Material for this task:

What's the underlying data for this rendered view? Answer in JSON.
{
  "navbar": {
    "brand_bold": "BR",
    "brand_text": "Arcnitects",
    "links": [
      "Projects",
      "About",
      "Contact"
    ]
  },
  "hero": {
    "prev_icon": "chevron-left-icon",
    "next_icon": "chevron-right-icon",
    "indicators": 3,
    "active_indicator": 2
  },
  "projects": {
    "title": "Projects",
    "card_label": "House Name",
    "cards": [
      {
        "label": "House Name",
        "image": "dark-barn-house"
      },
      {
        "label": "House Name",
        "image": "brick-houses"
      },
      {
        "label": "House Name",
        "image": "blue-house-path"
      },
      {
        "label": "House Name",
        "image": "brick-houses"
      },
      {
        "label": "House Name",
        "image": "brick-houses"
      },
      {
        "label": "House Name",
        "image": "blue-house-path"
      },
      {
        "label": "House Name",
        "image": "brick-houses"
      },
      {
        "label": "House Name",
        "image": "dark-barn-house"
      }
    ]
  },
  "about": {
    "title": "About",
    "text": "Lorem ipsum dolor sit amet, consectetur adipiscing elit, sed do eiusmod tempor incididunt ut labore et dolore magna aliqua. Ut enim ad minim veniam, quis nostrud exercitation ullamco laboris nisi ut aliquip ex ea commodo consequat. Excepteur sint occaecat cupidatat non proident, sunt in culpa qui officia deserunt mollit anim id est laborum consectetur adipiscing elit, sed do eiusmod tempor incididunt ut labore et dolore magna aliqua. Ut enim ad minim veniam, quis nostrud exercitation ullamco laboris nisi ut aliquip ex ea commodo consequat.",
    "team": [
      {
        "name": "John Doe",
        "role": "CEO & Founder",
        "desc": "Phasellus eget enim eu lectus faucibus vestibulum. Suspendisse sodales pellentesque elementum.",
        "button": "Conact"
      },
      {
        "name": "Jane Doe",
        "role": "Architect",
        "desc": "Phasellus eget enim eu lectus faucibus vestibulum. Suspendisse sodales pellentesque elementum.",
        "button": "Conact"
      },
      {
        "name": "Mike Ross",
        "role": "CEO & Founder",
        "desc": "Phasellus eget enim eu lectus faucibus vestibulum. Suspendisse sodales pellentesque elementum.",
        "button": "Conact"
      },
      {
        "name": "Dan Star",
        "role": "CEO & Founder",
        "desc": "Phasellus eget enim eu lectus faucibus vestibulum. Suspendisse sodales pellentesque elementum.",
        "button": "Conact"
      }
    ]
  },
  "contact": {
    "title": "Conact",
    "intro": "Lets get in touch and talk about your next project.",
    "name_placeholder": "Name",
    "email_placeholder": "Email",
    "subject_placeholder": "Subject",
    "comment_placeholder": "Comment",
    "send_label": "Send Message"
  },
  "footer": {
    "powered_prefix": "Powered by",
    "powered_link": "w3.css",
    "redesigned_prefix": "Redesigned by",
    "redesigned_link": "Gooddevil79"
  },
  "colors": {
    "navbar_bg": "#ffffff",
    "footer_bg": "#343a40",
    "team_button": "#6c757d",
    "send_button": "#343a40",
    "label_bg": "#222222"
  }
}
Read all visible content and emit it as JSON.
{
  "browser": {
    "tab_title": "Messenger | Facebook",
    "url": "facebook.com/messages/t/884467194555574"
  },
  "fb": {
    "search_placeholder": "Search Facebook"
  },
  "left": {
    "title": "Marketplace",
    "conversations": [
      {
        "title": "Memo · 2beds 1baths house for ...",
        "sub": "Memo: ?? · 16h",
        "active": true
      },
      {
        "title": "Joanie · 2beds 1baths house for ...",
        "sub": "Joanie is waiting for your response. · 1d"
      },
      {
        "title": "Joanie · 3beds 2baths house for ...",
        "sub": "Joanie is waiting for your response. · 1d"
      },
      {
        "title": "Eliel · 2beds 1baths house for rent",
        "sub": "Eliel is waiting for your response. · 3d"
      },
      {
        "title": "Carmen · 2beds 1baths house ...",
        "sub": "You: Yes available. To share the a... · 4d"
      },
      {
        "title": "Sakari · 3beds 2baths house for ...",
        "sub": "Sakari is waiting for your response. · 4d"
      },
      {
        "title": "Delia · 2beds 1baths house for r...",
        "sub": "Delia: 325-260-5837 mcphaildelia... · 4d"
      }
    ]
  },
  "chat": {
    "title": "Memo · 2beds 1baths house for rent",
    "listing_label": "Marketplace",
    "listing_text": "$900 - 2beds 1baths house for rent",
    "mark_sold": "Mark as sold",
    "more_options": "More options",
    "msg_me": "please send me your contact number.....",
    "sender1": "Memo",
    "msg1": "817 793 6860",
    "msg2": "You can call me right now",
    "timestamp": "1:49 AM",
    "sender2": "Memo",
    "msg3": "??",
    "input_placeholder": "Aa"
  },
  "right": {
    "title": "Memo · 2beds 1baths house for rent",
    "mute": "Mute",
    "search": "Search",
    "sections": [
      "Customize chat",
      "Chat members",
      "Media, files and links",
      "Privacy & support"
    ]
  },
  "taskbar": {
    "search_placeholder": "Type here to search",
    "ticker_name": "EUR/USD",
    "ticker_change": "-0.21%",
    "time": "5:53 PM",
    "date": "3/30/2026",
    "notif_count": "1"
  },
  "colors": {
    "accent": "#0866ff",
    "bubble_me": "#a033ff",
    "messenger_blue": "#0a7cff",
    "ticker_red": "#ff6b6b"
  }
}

Given problem: Transcribe every entry word for word.

Task solution:
What's the underlying data for this rendered view? Answer in JSON.
{
  "navbar": {
    "brand_bold": "BR",
    "brand_text": "Arcnitects",
    "links": [
      "Projects",
      "About",
      "Contact"
    ]
  },
  "hero": {
    "prev_icon": "chevron-left-icon",
    "next_icon": "chevron-right-icon",
    "indicators": 3,
    "active_indicator": 2
  },
  "projects": {
    "title": "Projects",
    "card_label": "House Name",
    "cards": [
      {
        "label": "House Name",
        "image": "dark-barn-house"
      },
      {
        "label": "House Name",
        "image": "brick-houses"
      },
      {
        "label": "House Name",
        "image": "blue-house-path"
      },
      {
        "label": "House Name",
        "image": "brick-houses"
      },
      {
        "label": "House Name",
        "image": "brick-houses"
      },
      {
        "label": "House Name",
        "image": "blue-house-path"
      },
      {
        "label": "House Name",
        "image": "brick-houses"
      },
      {
        "label": "House Name",
        "image": "dark-barn-house"
      }
    ]
  },
  "about": {
    "title": "About",
    "text": "Lorem ipsum dolor sit amet, consectetur adipiscing elit, sed do eiusmod tempor incididunt ut labore et dolore magna aliqua. Ut enim ad minim veniam, quis nostrud exercitation ullamco laboris nisi ut aliquip ex ea commodo consequat. Excepteur sint occaecat cupidatat non proident, sunt in culpa qui officia deserunt mollit anim id est laborum consectetur adipiscing elit, sed do eiusmod tempor incididunt ut labore et dolore magna aliqua. Ut enim ad minim veniam, quis nostrud exercitation ullamco laboris nisi ut aliquip ex ea commodo consequat.",
    "team": [
      {
        "name": "John Doe",
        "role": "CEO & Founder",
        "desc": "Phasellus eget enim eu lectus faucibus vestibulum. Suspendisse sodales pellentesque elementum.",
        "button": "Conact"
      },
      {
        "name": "Jane Doe",
        "role": "Architect",
        "desc": "Phasellus eget enim eu lectus faucibus vestibulum. Suspendisse sodales pellentesque elementum.",
        "button": "Conact"
      },
      {
        "name": "Mike Ross",
        "role": "CEO & Founder",
        "desc": "Phasellus eget enim eu lectus faucibus vestibulum. Suspendisse sodales pellentesque elementum.",
        "button": "Conact"
      },
      {
        "name": "Dan Star",
        "role": "CEO & Founder",
        "desc": "Phasellus eget enim eu lectus faucibus vestibulum. Suspendisse sodales pellentesque elementum.",
        "button": "Conact"
      }
    ]
  },
  "contact": {
    "title": "Conact",
    "intro": "Lets get in touch and talk about your next project.",
    "name_placeholder": "Name",
    "email_placeholder": "Email",
    "subject_placeholder": "Subject",
    "comment_placeholder": "Comment",
    "send_label": "Send Message"
  },
  "footer": {
    "powered_prefix": "Powered by",
    "powered_link": "w3.css",
    "redesigned_prefix": "Redesigned by",
    "redesigned_link": "Gooddevil79"
  },
  "colors": {
    "navbar_bg": "#ffffff",
    "footer_bg": "#343a40",
    "team_button": "#6c757d",
    "send_button": "#343a40",
    "label_bg": "#222222"
  }
}
Read all visible content and emit it as JSON.
{
  "browser": {
    "tab_title": "Messenger | Facebook",
    "url": "facebook.com/messages/t/884467194555574"
  },
  "fb": {
    "search_placeholder": "Search Facebook"
  },
  "left": {
    "title": "Marketplace",
    "conversations": [
      {
        "title": "Memo · 2beds 1baths house for ...",
        "sub": "Memo: ?? · 16h",
        "active": true
      },
      {
        "title": "Joanie · 2beds 1baths house for ...",
        "sub": "Joanie is waiting for your response. · 1d"
      },
      {
        "title": "Joanie · 3beds 2baths house for ...",
        "sub": "Joanie is waiting for your response. · 1d"
      },
      {
        "title": "Eliel · 2beds 1baths house for rent",
        "sub": "Eliel is waiting for your response. · 3d"
      },
      {
        "title": "Carmen · 2beds 1baths house ...",
        "sub": "You: Yes available. To share the a... · 4d"
      },
      {
        "title": "Sakari · 3beds 2baths house for ...",
        "sub": "Sakari is waiting for your response. · 4d"
      },
      {
        "title": "Delia · 2beds 1baths house for r...",
        "sub": "Delia: 325-260-5837 mcphaildelia... · 4d"
      }
    ]
  },
  "chat": {
    "title": "Memo · 2beds 1baths house for rent",
    "listing_label": "Marketplace",
    "listing_text": "$900 - 2beds 1baths house for rent",
    "mark_sold": "Mark as sold",
    "more_options": "More options",
    "msg_me": "please send me your contact number.....",
    "sender1": "Memo",
    "msg1": "817 793 6860",
    "msg2": "You can call me right now",
    "timestamp": "1:49 AM",
    "sender2": "Memo",
    "msg3": "??",
    "input_placeholder": "Aa"
  },
  "right": {
    "title": "Memo · 2beds 1baths house for rent",
    "mute": "Mute",
    "search": "Search",
    "sections": [
      "Customize chat",
      "Chat members",
      "Media, files and links",
      "Privacy & support"
    ]
  },
  "taskbar": {
    "search_placeholder": "Type here to search",
    "ticker_name": "EUR/USD",
    "ticker_change": "-0.21%",
    "time": "5:53 PM",
    "date": "3/30/2026",
    "notif_count": "1"
  },
  "colors": {
    "accent": "#0866ff",
    "bubble_me": "#a033ff",
    "messenger_blue": "#0a7cff",
    "ticker_red": "#ff6b6b"
  }
}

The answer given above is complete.